RECORDS –
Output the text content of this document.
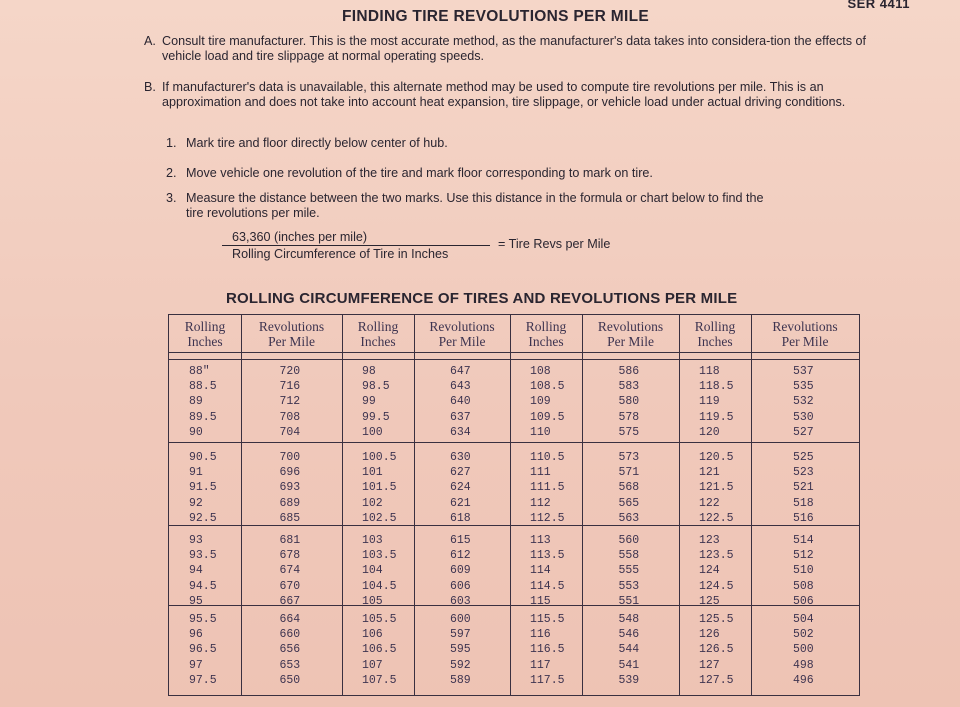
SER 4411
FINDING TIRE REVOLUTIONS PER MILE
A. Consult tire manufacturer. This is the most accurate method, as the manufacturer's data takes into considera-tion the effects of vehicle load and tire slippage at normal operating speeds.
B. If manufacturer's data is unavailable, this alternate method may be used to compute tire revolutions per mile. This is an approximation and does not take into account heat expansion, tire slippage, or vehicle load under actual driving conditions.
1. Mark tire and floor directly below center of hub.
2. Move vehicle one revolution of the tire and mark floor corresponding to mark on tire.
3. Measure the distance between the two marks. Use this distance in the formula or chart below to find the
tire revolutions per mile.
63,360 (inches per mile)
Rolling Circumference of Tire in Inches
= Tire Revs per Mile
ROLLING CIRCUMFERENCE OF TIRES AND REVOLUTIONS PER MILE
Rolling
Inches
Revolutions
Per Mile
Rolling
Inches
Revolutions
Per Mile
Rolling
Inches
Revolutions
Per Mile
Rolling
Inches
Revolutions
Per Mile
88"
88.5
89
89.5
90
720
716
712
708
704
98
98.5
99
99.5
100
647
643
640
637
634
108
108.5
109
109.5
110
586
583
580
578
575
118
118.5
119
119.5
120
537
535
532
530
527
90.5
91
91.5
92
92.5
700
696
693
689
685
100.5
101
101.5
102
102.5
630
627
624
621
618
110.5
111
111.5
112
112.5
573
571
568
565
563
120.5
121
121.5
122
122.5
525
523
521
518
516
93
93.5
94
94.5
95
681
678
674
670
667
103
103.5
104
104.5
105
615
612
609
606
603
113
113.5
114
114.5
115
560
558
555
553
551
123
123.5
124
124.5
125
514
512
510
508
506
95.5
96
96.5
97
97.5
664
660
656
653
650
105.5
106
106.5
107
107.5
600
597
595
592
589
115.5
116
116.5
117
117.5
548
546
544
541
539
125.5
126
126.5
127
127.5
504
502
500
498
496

---

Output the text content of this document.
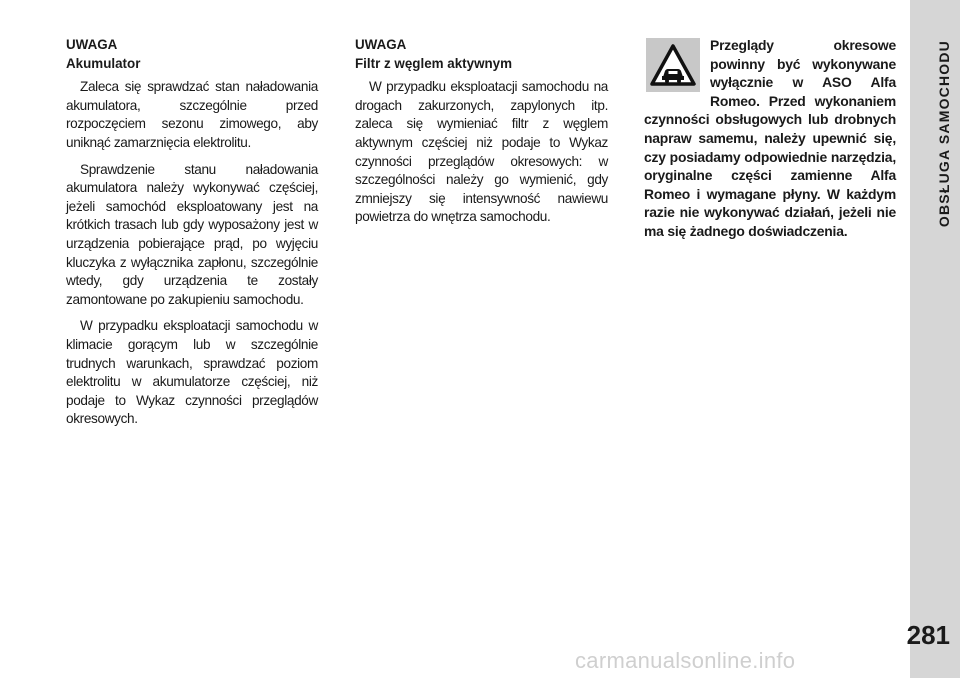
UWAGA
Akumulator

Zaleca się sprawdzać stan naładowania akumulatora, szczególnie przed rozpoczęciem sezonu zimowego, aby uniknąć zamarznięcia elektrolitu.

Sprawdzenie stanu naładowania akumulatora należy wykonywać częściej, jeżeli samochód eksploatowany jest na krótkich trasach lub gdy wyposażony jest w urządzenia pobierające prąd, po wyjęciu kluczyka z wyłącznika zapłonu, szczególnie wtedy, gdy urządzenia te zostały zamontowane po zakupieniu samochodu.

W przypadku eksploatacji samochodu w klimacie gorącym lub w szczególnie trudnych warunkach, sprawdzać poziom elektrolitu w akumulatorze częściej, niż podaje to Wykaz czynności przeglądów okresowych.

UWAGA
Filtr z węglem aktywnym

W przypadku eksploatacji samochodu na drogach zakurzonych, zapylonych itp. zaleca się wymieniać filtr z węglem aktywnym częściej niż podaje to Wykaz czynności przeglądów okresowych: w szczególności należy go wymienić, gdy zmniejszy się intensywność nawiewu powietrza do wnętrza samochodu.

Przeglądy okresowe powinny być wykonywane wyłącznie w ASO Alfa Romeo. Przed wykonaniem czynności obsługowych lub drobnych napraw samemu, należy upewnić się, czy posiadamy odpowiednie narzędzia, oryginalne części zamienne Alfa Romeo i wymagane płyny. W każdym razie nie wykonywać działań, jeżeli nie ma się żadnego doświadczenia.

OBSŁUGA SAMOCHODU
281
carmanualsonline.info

DESCRIPTION OF THE TASK –
Track down all lines above with the string "method" and copy them.

OUTPUT OF THE EXERCISE –
A. Consult tire manufacturer. This is the most accurate method, as the manufacturer's data takes into considera-tion the effects of vehicle load and tire slippage at normal operating speeds.
B. If manufacturer's data is unavailable, this alternate method may be used to compute tire revolutions per mile. This is an approximation and does not take into account heat expansion, tire slippage, or vehicle load under actual driving conditions.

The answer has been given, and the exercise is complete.